■ **Goal**: Extract every line of the material that holds the string "optiSLang".

Collection entries
[start]

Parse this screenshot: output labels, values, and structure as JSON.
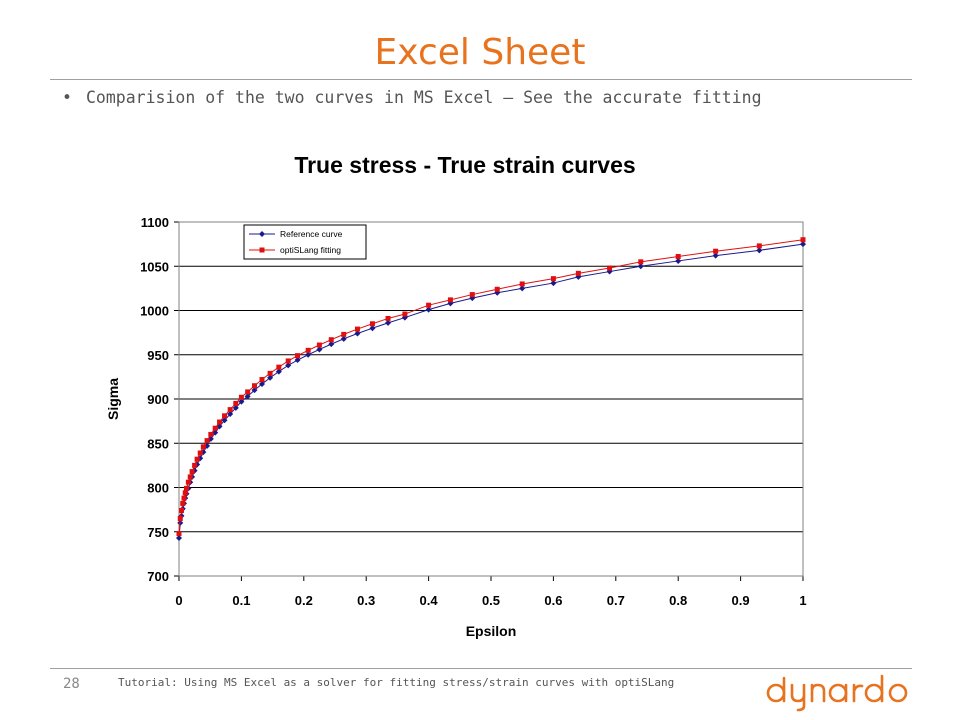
{
  "slide": {
    "title": "Excel Sheet",
    "bullet": "Comparision of the two curves in MS Excel – See the accurate fitting",
    "page_number": "28",
    "footer": "Tutorial: Using MS Excel as a solver for fitting stress/strain curves with optiSLang",
    "logo_text": "dynardo",
    "accent_color": "#e8731e"
  },
  "chart_data": {
    "type": "line",
    "title": "True stress - True strain curves",
    "xlabel": "Epsilon",
    "ylabel": "Sigma",
    "xlim": [
      0,
      1
    ],
    "ylim": [
      700,
      1100
    ],
    "xticks": [
      "0",
      "0.1",
      "0.2",
      "0.3",
      "0.4",
      "0.5",
      "0.6",
      "0.7",
      "0.8",
      "0.9",
      "1"
    ],
    "yticks": [
      "700",
      "750",
      "800",
      "850",
      "900",
      "950",
      "1000",
      "1050",
      "1100"
    ],
    "grid": "horizontal",
    "legend_position": "top-left",
    "series": [
      {
        "name": "Reference curve",
        "color": "#1a1a8c",
        "marker": "diamond",
        "x": [
          0,
          0.002,
          0.004,
          0.006,
          0.008,
          0.01,
          0.012,
          0.015,
          0.018,
          0.021,
          0.025,
          0.029,
          0.034,
          0.039,
          0.045,
          0.051,
          0.058,
          0.065,
          0.073,
          0.082,
          0.091,
          0.1,
          0.11,
          0.121,
          0.133,
          0.146,
          0.16,
          0.175,
          0.19,
          0.207,
          0.225,
          0.244,
          0.264,
          0.286,
          0.31,
          0.335,
          0.362,
          0.4,
          0.435,
          0.47,
          0.51,
          0.55,
          0.6,
          0.64,
          0.69,
          0.74,
          0.8,
          0.86,
          0.93,
          1.0
        ],
        "y": [
          743,
          760,
          768,
          776,
          782,
          788,
          793,
          799,
          806,
          812,
          819,
          826,
          833,
          840,
          847,
          855,
          862,
          869,
          876,
          883,
          890,
          897,
          903,
          910,
          917,
          924,
          931,
          938,
          944,
          950,
          956,
          962,
          968,
          974,
          980,
          986,
          992,
          1001,
          1008,
          1014,
          1020,
          1025,
          1031,
          1038,
          1044,
          1050,
          1056,
          1062,
          1068,
          1075
        ]
      },
      {
        "name": "optiSLang fitting",
        "color": "#e01010",
        "marker": "square",
        "x": [
          0,
          0.002,
          0.004,
          0.006,
          0.008,
          0.01,
          0.012,
          0.015,
          0.018,
          0.021,
          0.025,
          0.029,
          0.034,
          0.039,
          0.045,
          0.051,
          0.058,
          0.065,
          0.073,
          0.082,
          0.091,
          0.1,
          0.11,
          0.121,
          0.133,
          0.146,
          0.16,
          0.175,
          0.19,
          0.207,
          0.225,
          0.244,
          0.264,
          0.286,
          0.31,
          0.335,
          0.362,
          0.4,
          0.435,
          0.47,
          0.51,
          0.55,
          0.6,
          0.64,
          0.69,
          0.74,
          0.8,
          0.86,
          0.93,
          1.0
        ],
        "y": [
          748,
          765,
          774,
          782,
          788,
          794,
          799,
          806,
          812,
          818,
          825,
          832,
          839,
          846,
          853,
          860,
          867,
          874,
          881,
          888,
          895,
          902,
          908,
          915,
          922,
          929,
          936,
          943,
          949,
          955,
          961,
          967,
          973,
          979,
          985,
          991,
          996,
          1006,
          1012,
          1018,
          1024,
          1030,
          1036,
          1042,
          1048,
          1055,
          1061,
          1067,
          1073,
          1080
        ]
      }
    ]
  }
}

[end]

■ **Correct result**:
    "footer": "Tutorial: Using MS Excel as a solver for fitting stress/strain curves with optiSLang",
        "name": "optiSLang fitting",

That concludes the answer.